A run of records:
━━━━━━
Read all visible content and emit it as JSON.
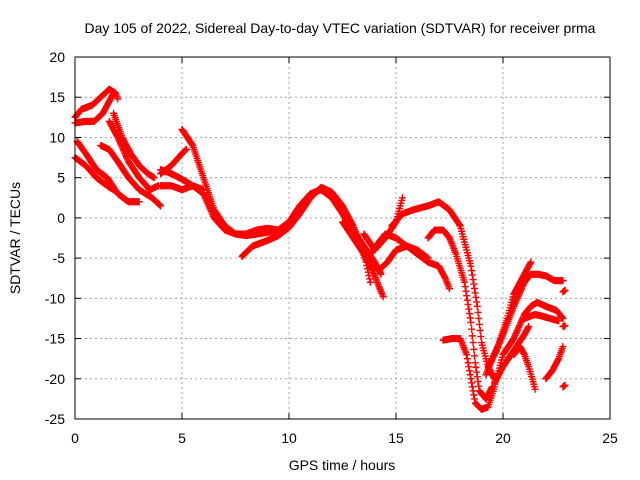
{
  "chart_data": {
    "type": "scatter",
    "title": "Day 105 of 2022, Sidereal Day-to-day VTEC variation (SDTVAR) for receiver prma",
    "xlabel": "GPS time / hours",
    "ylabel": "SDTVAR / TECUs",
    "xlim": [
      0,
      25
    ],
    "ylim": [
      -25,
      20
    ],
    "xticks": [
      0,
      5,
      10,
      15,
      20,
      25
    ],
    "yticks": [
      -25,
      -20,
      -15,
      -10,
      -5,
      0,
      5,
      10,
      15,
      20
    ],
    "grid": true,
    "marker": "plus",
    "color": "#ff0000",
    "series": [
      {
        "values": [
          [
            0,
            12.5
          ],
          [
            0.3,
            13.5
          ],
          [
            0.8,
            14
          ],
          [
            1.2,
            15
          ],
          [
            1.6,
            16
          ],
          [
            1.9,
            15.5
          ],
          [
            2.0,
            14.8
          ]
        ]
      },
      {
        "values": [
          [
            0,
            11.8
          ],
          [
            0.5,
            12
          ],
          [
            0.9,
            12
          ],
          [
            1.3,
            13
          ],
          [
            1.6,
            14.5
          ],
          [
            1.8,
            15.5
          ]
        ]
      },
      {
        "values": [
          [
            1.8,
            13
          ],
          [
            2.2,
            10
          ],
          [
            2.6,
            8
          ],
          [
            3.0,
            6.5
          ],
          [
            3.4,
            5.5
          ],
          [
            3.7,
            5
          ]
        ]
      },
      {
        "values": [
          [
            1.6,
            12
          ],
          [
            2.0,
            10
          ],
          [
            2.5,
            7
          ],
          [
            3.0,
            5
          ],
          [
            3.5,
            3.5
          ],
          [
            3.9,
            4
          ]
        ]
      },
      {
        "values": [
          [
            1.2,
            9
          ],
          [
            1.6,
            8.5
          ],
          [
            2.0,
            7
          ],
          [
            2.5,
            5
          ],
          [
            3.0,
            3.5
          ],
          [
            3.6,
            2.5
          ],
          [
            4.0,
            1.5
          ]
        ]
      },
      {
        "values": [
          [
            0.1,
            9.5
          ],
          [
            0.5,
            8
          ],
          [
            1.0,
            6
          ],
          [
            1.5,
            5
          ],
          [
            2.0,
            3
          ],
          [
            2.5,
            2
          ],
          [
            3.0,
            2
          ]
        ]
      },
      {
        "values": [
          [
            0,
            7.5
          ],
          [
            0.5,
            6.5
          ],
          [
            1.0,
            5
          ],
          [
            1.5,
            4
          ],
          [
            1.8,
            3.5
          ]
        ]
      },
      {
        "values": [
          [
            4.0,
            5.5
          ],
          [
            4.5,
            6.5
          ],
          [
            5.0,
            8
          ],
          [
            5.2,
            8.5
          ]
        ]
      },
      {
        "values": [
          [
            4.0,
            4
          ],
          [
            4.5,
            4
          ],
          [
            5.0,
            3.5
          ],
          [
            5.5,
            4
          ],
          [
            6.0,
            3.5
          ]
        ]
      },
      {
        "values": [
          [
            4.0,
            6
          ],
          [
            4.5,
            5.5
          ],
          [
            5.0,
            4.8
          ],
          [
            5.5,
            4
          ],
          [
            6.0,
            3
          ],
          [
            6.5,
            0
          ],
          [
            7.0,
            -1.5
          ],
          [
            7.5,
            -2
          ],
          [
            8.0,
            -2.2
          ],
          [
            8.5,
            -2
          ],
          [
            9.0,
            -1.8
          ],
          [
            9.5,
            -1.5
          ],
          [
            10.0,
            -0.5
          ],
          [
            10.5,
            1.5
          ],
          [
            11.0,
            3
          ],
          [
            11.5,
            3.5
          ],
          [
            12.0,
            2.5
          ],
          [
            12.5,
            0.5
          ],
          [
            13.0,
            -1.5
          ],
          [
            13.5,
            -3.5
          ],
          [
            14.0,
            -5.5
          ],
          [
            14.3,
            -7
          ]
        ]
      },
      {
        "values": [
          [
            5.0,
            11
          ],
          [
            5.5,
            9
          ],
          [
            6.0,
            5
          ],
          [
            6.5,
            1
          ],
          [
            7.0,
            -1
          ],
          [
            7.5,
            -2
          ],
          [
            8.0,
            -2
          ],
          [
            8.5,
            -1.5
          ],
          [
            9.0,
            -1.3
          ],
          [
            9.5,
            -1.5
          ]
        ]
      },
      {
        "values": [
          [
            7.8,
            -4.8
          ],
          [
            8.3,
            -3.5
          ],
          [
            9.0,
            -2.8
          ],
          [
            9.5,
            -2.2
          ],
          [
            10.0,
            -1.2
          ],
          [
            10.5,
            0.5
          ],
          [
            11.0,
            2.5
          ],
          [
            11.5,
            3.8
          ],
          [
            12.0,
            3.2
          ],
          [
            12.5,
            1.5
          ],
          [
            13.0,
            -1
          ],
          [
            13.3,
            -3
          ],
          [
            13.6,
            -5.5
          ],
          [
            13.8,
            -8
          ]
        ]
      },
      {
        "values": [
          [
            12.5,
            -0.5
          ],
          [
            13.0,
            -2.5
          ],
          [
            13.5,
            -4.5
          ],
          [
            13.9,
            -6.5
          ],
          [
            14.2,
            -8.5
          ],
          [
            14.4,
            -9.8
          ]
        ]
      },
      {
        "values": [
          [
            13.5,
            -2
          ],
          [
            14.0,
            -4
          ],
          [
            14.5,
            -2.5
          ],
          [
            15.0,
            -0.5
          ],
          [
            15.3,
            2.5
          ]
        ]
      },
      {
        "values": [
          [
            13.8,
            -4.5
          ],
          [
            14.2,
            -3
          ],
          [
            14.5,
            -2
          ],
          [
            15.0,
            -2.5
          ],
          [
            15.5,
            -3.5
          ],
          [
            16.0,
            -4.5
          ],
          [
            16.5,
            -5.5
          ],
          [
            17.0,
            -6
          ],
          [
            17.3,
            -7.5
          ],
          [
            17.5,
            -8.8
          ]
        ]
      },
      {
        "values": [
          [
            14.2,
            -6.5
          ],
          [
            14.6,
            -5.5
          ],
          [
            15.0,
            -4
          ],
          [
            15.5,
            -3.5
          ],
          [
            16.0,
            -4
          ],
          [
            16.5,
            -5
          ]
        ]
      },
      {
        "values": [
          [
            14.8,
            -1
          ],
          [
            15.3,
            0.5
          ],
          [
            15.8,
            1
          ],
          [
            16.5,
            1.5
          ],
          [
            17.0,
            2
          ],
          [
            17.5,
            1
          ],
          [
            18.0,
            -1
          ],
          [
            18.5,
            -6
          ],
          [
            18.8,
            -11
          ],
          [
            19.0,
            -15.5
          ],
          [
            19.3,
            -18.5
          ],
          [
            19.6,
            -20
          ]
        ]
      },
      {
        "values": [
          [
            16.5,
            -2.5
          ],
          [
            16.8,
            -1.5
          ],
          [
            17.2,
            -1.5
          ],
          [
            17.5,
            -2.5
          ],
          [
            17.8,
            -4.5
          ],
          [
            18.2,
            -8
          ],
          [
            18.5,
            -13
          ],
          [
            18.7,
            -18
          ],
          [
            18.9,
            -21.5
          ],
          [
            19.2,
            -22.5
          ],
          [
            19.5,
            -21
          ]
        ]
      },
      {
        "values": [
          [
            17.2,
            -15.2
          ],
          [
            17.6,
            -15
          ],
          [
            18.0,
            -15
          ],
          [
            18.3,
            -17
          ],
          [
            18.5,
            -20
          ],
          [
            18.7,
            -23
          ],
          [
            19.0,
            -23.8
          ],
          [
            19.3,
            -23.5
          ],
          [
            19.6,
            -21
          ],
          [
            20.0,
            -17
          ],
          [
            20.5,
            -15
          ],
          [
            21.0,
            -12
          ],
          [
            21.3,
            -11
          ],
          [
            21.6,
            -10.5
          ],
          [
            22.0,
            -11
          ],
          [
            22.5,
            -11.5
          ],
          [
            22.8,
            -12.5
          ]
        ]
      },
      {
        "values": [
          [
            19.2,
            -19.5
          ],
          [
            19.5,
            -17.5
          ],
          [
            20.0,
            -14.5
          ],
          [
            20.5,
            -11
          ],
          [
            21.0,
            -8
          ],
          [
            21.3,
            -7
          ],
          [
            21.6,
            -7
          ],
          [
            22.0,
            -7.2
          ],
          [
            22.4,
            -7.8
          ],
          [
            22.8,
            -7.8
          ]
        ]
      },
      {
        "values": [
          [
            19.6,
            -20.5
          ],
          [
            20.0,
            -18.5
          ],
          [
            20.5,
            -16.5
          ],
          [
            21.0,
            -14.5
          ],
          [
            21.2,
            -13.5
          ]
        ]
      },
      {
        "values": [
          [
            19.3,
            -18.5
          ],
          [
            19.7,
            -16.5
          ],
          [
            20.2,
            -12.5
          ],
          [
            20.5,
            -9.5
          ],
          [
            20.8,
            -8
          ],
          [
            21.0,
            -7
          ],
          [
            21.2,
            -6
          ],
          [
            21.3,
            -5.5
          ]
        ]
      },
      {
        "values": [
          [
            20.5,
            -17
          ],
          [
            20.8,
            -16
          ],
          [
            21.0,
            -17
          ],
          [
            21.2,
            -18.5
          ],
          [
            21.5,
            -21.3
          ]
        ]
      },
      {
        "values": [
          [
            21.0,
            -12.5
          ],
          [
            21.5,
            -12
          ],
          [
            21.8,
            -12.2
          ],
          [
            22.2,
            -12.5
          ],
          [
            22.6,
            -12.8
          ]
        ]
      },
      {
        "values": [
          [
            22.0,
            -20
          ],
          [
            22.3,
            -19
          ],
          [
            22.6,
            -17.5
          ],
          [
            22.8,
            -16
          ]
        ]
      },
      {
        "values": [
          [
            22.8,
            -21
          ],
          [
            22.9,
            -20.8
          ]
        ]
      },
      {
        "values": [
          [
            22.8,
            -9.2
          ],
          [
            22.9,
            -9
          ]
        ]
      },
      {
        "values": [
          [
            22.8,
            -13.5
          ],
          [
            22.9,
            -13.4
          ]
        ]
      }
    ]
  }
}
━━━━━━
# GIVEN INSTRUCTION
Within the listing, how many lines hold the word "SDTVAR"? Only the number is to be given.

# SOLUTION
2